Identify the lines that contain the word "sias", then copy them.

[Recorded data]
···
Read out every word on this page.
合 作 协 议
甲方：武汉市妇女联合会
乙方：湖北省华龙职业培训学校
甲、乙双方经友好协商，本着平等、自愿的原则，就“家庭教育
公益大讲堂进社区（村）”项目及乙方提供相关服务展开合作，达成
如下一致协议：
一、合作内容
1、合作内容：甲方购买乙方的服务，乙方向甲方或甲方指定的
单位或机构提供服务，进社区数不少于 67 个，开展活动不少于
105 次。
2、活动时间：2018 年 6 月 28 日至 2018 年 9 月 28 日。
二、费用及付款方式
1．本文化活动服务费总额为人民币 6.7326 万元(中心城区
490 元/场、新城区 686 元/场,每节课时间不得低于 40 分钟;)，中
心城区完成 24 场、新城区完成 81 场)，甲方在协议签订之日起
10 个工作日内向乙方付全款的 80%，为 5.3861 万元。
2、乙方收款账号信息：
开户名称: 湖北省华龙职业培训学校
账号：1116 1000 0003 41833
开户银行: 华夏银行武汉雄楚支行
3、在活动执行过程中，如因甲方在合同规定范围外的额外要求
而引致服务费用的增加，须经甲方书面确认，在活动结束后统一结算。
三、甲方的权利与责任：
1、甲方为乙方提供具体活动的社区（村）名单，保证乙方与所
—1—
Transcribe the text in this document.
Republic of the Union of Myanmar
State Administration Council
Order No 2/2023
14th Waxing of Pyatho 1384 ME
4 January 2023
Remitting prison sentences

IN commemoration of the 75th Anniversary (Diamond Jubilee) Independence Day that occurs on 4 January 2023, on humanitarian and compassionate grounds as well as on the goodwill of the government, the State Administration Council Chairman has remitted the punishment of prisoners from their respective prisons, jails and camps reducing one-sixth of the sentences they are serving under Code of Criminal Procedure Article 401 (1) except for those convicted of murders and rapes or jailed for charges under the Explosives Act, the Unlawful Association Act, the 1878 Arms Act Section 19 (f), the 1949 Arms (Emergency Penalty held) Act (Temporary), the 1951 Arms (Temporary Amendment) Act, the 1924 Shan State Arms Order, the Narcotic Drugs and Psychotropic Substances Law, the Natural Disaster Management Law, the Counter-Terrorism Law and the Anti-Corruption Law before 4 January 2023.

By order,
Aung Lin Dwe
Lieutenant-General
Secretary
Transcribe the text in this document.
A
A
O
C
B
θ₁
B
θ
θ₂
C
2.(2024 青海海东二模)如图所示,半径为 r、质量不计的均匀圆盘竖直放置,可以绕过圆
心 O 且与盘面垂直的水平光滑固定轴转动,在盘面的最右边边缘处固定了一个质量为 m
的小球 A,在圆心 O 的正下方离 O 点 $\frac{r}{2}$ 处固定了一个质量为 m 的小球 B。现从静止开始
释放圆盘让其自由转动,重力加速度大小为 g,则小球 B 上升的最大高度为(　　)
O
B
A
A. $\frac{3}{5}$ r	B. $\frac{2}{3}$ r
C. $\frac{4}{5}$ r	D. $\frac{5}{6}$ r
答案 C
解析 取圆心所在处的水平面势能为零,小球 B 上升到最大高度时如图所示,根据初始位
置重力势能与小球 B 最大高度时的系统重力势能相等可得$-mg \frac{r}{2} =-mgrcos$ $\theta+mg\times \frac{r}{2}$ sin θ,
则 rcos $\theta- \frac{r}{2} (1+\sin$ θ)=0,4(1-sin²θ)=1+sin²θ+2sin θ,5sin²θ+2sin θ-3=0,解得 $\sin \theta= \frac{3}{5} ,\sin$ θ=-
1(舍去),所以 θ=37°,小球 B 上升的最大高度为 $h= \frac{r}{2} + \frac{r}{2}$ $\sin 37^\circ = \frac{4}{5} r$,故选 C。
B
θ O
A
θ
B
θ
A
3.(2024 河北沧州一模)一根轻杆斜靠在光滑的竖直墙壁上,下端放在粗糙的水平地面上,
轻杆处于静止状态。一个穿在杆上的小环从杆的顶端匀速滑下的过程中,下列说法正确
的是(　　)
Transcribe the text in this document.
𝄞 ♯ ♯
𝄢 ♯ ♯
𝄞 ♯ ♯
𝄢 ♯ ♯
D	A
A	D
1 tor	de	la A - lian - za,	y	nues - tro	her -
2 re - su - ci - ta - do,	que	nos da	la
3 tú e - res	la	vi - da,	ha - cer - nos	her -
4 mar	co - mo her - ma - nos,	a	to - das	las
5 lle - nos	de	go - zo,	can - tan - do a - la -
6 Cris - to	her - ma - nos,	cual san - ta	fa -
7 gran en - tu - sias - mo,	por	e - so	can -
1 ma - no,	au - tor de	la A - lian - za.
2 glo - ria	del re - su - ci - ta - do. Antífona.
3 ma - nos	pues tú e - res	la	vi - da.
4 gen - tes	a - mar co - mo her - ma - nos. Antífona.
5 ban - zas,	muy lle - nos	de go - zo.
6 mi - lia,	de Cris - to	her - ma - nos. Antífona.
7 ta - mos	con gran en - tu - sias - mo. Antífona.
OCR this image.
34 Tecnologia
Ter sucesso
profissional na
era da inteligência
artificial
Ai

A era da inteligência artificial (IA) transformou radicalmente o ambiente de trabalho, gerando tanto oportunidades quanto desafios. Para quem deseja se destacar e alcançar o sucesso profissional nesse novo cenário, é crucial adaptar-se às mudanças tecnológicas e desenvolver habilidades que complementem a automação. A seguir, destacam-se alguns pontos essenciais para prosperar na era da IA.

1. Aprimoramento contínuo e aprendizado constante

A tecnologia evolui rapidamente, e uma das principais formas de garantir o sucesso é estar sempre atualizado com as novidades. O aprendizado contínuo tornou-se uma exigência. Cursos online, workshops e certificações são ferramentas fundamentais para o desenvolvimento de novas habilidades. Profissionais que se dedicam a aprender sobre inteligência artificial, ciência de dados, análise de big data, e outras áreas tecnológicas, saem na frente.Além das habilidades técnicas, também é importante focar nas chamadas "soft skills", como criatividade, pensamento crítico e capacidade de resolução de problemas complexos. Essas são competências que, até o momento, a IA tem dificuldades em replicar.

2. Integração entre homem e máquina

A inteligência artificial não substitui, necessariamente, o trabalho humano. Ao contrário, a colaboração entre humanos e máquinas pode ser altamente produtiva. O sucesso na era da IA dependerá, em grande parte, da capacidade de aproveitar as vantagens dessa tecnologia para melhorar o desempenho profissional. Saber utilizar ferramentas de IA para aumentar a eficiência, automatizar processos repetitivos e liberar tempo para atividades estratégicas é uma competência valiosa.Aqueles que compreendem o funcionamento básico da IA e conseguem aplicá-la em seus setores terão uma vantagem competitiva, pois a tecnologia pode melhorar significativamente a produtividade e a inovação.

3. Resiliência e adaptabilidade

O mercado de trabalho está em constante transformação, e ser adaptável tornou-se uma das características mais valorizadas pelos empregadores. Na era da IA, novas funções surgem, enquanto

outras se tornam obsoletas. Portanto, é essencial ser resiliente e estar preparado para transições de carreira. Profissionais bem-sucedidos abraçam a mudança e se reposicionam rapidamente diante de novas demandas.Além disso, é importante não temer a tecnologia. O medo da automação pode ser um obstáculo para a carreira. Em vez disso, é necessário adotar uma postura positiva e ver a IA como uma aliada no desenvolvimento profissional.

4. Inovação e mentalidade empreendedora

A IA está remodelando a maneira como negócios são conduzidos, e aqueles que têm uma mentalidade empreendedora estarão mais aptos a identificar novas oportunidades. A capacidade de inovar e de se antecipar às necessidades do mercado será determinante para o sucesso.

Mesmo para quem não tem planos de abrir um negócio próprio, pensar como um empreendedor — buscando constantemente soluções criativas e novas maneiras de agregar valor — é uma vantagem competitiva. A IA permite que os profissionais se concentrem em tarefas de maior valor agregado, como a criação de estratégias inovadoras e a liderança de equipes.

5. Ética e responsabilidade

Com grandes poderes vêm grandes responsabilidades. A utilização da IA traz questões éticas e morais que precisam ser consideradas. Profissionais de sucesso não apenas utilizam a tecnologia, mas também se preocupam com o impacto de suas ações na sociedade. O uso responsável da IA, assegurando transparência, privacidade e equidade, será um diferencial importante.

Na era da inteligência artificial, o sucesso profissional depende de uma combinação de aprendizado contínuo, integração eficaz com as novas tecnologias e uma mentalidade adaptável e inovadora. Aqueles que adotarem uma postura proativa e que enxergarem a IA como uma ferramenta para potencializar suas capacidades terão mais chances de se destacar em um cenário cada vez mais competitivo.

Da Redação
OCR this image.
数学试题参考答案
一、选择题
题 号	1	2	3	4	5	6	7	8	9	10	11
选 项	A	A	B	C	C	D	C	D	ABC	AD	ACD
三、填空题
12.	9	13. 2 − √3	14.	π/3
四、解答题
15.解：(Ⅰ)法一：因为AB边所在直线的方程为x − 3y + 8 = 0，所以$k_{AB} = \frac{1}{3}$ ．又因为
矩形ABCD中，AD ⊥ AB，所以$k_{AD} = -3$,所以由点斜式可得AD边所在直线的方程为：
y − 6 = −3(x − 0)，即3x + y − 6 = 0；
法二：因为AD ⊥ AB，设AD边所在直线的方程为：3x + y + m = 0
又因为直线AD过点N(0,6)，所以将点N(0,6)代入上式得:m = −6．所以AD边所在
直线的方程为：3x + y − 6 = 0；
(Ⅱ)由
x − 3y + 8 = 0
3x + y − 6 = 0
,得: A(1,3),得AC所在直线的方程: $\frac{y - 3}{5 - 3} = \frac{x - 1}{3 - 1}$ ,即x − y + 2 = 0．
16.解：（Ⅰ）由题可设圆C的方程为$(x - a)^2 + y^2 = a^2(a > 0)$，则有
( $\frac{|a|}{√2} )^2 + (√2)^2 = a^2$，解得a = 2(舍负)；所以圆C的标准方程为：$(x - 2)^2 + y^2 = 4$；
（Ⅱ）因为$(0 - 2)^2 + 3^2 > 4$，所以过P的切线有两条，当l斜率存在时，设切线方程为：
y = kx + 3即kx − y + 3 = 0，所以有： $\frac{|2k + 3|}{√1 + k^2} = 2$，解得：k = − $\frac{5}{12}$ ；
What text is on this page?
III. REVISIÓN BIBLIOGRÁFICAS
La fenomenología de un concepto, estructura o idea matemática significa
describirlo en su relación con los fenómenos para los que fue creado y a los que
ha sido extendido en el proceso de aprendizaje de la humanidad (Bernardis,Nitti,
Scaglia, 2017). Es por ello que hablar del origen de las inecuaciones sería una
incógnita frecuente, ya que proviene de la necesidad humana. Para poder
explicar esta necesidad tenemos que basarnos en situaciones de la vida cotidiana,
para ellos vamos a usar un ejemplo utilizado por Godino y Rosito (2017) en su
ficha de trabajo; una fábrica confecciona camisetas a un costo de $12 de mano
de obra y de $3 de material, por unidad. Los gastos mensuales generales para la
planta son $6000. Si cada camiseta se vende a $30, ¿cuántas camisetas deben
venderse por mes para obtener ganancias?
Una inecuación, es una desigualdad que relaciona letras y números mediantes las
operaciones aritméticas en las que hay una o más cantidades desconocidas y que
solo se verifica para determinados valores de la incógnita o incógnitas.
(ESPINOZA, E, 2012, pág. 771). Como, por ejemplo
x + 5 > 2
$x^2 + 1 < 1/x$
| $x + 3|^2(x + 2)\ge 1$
···
# Correct response
7 gran en - tu - sias - mo,	por	e - so	can -
7 ta - mos	con gran en - tu - sias - mo. Antífona.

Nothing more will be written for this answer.